▽
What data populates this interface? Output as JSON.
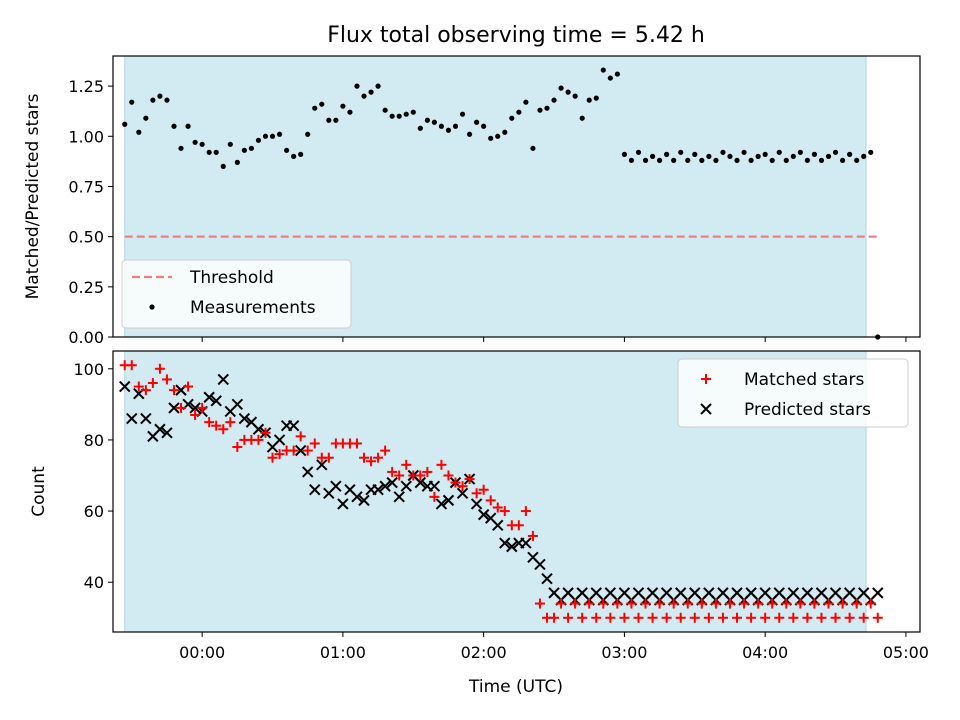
{
  "title": "Flux total observing time = 5.42 h",
  "colors": {
    "shade": "#add8e6",
    "threshold": "#f08080",
    "measurement": "#000000",
    "matched": "#ff0000",
    "predicted": "#000000"
  },
  "chart_data": [
    {
      "type": "scatter",
      "name": "ratio",
      "ylabel": "Matched/Predicted stars",
      "xlabel": "",
      "ylim": [
        0,
        1.4
      ],
      "xlim": [
        "-00:38",
        "05:06"
      ],
      "yticks": [
        "0.00",
        "0.25",
        "0.50",
        "0.75",
        "1.00",
        "1.25"
      ],
      "shaded_span": [
        "-00:33",
        "04:43"
      ],
      "legend": {
        "placement": "lower-left",
        "entries": [
          "Threshold",
          "Measurements"
        ]
      },
      "threshold": {
        "name": "Threshold",
        "value": 0.5,
        "x": [
          "-00:33",
          "04:48"
        ]
      },
      "series": [
        {
          "name": "Measurements",
          "x": [
            "-00:33",
            "-00:30",
            "-00:27",
            "-00:24",
            "-00:21",
            "-00:18",
            "-00:15",
            "-00:12",
            "-00:09",
            "-00:06",
            "-00:03",
            "00:00",
            "00:03",
            "00:06",
            "00:09",
            "00:12",
            "00:15",
            "00:18",
            "00:21",
            "00:24",
            "00:27",
            "00:30",
            "00:33",
            "00:36",
            "00:39",
            "00:42",
            "00:45",
            "00:48",
            "00:51",
            "00:54",
            "00:57",
            "01:00",
            "01:03",
            "01:06",
            "01:09",
            "01:12",
            "01:15",
            "01:18",
            "01:21",
            "01:24",
            "01:27",
            "01:30",
            "01:33",
            "01:36",
            "01:39",
            "01:42",
            "01:45",
            "01:48",
            "01:51",
            "01:54",
            "01:57",
            "02:00",
            "02:03",
            "02:06",
            "02:09",
            "02:12",
            "02:15",
            "02:18",
            "02:21",
            "02:24",
            "02:27",
            "02:30",
            "02:33",
            "02:36",
            "02:39",
            "02:42",
            "02:45",
            "02:48",
            "02:51",
            "02:54",
            "02:57",
            "03:00",
            "03:03",
            "03:06",
            "03:09",
            "03:12",
            "03:15",
            "03:18",
            "03:21",
            "03:24",
            "03:27",
            "03:30",
            "03:33",
            "03:36",
            "03:39",
            "03:42",
            "03:45",
            "03:48",
            "03:51",
            "03:54",
            "03:57",
            "04:00",
            "04:03",
            "04:06",
            "04:09",
            "04:12",
            "04:15",
            "04:18",
            "04:21",
            "04:24",
            "04:27",
            "04:30",
            "04:33",
            "04:36",
            "04:39",
            "04:42",
            "04:45",
            "04:48"
          ],
          "y": [
            1.06,
            1.17,
            1.02,
            1.09,
            1.18,
            1.2,
            1.18,
            1.05,
            0.94,
            1.05,
            0.97,
            0.96,
            0.92,
            0.92,
            0.85,
            0.96,
            0.87,
            0.93,
            0.94,
            0.98,
            1.0,
            1.0,
            1.01,
            0.93,
            0.9,
            0.91,
            1.01,
            1.14,
            1.16,
            1.08,
            1.08,
            1.15,
            1.12,
            1.25,
            1.2,
            1.22,
            1.25,
            1.13,
            1.1,
            1.1,
            1.11,
            1.12,
            1.04,
            1.08,
            1.07,
            1.05,
            1.03,
            1.05,
            1.11,
            1.01,
            1.07,
            1.05,
            0.99,
            1.0,
            1.02,
            1.09,
            1.12,
            1.17,
            0.94,
            1.13,
            1.14,
            1.18,
            1.24,
            1.22,
            1.2,
            1.09,
            1.18,
            1.19,
            1.33,
            1.29,
            1.31,
            0.91,
            0.88,
            0.92,
            0.88,
            0.9,
            0.88,
            0.91,
            0.88,
            0.92,
            0.88,
            0.91,
            0.88,
            0.9,
            0.88,
            0.92,
            0.9,
            0.88,
            0.92,
            0.88,
            0.9,
            0.91,
            0.88,
            0.92,
            0.88,
            0.9,
            0.92,
            0.88,
            0.91,
            0.88,
            0.9,
            0.92,
            0.88,
            0.91,
            0.88,
            0.9,
            0.92,
            0.0
          ]
        }
      ]
    },
    {
      "type": "scatter",
      "name": "counts",
      "ylabel": "Count",
      "xlabel": "Time (UTC)",
      "ylim": [
        26,
        105
      ],
      "xlim": [
        "-00:38",
        "05:06"
      ],
      "yticks": [
        "40",
        "60",
        "80",
        "100"
      ],
      "xticks": [
        "00:00",
        "01:00",
        "02:00",
        "03:00",
        "04:00",
        "05:00"
      ],
      "shaded_span": [
        "-00:33",
        "04:43"
      ],
      "legend": {
        "placement": "upper-right",
        "entries": [
          "Matched stars",
          "Predicted stars"
        ]
      },
      "series": [
        {
          "name": "Matched stars",
          "marker": "plus",
          "x": [
            "-00:33",
            "-00:30",
            "-00:27",
            "-00:24",
            "-00:21",
            "-00:18",
            "-00:15",
            "-00:12",
            "-00:09",
            "-00:06",
            "-00:03",
            "00:00",
            "00:03",
            "00:06",
            "00:09",
            "00:12",
            "00:15",
            "00:18",
            "00:21",
            "00:24",
            "00:27",
            "00:30",
            "00:33",
            "00:36",
            "00:39",
            "00:42",
            "00:45",
            "00:48",
            "00:51",
            "00:54",
            "00:57",
            "01:00",
            "01:03",
            "01:06",
            "01:09",
            "01:12",
            "01:15",
            "01:18",
            "01:21",
            "01:24",
            "01:27",
            "01:30",
            "01:33",
            "01:36",
            "01:39",
            "01:42",
            "01:45",
            "01:48",
            "01:51",
            "01:54",
            "01:57",
            "02:00",
            "02:03",
            "02:06",
            "02:09",
            "02:12",
            "02:15",
            "02:18",
            "02:21",
            "02:24",
            "02:27",
            "02:30",
            "02:33",
            "02:36",
            "02:39",
            "02:42",
            "02:45",
            "02:48",
            "02:51",
            "02:54",
            "02:57",
            "03:00",
            "03:03",
            "03:06",
            "03:09",
            "03:12",
            "03:15",
            "03:18",
            "03:21",
            "03:24",
            "03:27",
            "03:30",
            "03:33",
            "03:36",
            "03:39",
            "03:42",
            "03:45",
            "03:48",
            "03:51",
            "03:54",
            "03:57",
            "04:00",
            "04:03",
            "04:06",
            "04:09",
            "04:12",
            "04:15",
            "04:18",
            "04:21",
            "04:24",
            "04:27",
            "04:30",
            "04:33",
            "04:36",
            "04:39",
            "04:42",
            "04:45",
            "04:48"
          ],
          "y": [
            101,
            101,
            95,
            94,
            96,
            100,
            97,
            94,
            89,
            95,
            87,
            89,
            85,
            84,
            83,
            85,
            78,
            80,
            80,
            80,
            82,
            75,
            76,
            77,
            77,
            81,
            77,
            79,
            75,
            75,
            79,
            79,
            79,
            79,
            75,
            74,
            75,
            77,
            71,
            70,
            73,
            70,
            70,
            71,
            64,
            73,
            70,
            68,
            67,
            69,
            65,
            66,
            63,
            61,
            60,
            56,
            56,
            60,
            53,
            34,
            30,
            30,
            34,
            30,
            34,
            30,
            34,
            30,
            34,
            30,
            34,
            30,
            34,
            30,
            34,
            30,
            34,
            30,
            34,
            30,
            34,
            30,
            34,
            30,
            34,
            30,
            34,
            30,
            34,
            30,
            34,
            30,
            34,
            30,
            34,
            30,
            34,
            30,
            34,
            30,
            34,
            30,
            34,
            30,
            34,
            30,
            34,
            30
          ]
        },
        {
          "name": "Predicted stars",
          "marker": "x",
          "x": [
            "-00:33",
            "-00:30",
            "-00:27",
            "-00:24",
            "-00:21",
            "-00:18",
            "-00:15",
            "-00:12",
            "-00:09",
            "-00:06",
            "-00:03",
            "00:00",
            "00:03",
            "00:06",
            "00:09",
            "00:12",
            "00:15",
            "00:18",
            "00:21",
            "00:24",
            "00:27",
            "00:30",
            "00:33",
            "00:36",
            "00:39",
            "00:42",
            "00:45",
            "00:48",
            "00:51",
            "00:54",
            "00:57",
            "01:00",
            "01:03",
            "01:06",
            "01:09",
            "01:12",
            "01:15",
            "01:18",
            "01:21",
            "01:24",
            "01:27",
            "01:30",
            "01:33",
            "01:36",
            "01:39",
            "01:42",
            "01:45",
            "01:48",
            "01:51",
            "01:54",
            "01:57",
            "02:00",
            "02:03",
            "02:06",
            "02:09",
            "02:12",
            "02:15",
            "02:18",
            "02:21",
            "02:24",
            "02:27",
            "02:30",
            "02:33",
            "02:36",
            "02:39",
            "02:42",
            "02:45",
            "02:48",
            "02:51",
            "02:54",
            "02:57",
            "03:00",
            "03:03",
            "03:06",
            "03:09",
            "03:12",
            "03:15",
            "03:18",
            "03:21",
            "03:24",
            "03:27",
            "03:30",
            "03:33",
            "03:36",
            "03:39",
            "03:42",
            "03:45",
            "03:48",
            "03:51",
            "03:54",
            "03:57",
            "04:00",
            "04:03",
            "04:06",
            "04:09",
            "04:12",
            "04:15",
            "04:18",
            "04:21",
            "04:24",
            "04:27",
            "04:30",
            "04:33",
            "04:36",
            "04:39",
            "04:42",
            "04:45",
            "04:48"
          ],
          "y": [
            95,
            86,
            93,
            86,
            81,
            83,
            82,
            89,
            94,
            90,
            89,
            88,
            92,
            91,
            97,
            88,
            90,
            86,
            85,
            83,
            82,
            78,
            80,
            84,
            84,
            77,
            71,
            66,
            73,
            65,
            67,
            62,
            66,
            64,
            63,
            66,
            66,
            67,
            68,
            64,
            67,
            70,
            68,
            67,
            67,
            62,
            63,
            68,
            65,
            69,
            62,
            59,
            58,
            56,
            51,
            50,
            51,
            51,
            47,
            45,
            41,
            37,
            35,
            37,
            35,
            37,
            35,
            37,
            35,
            37,
            35,
            37,
            35,
            37,
            35,
            37,
            35,
            37,
            35,
            37,
            35,
            37,
            35,
            37,
            35,
            37,
            35,
            37,
            35,
            37,
            35,
            37,
            35,
            37,
            35,
            37,
            35,
            37,
            35,
            37,
            35,
            37,
            35,
            37,
            35,
            37,
            35,
            37
          ]
        }
      ]
    }
  ]
}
△
◆ Written instruction: Search the records for the word "ylabel", then list every line that has it.

◆ Problem solution:
      "ylabel": "Matched/Predicted stars",
      "ylabel": "Count",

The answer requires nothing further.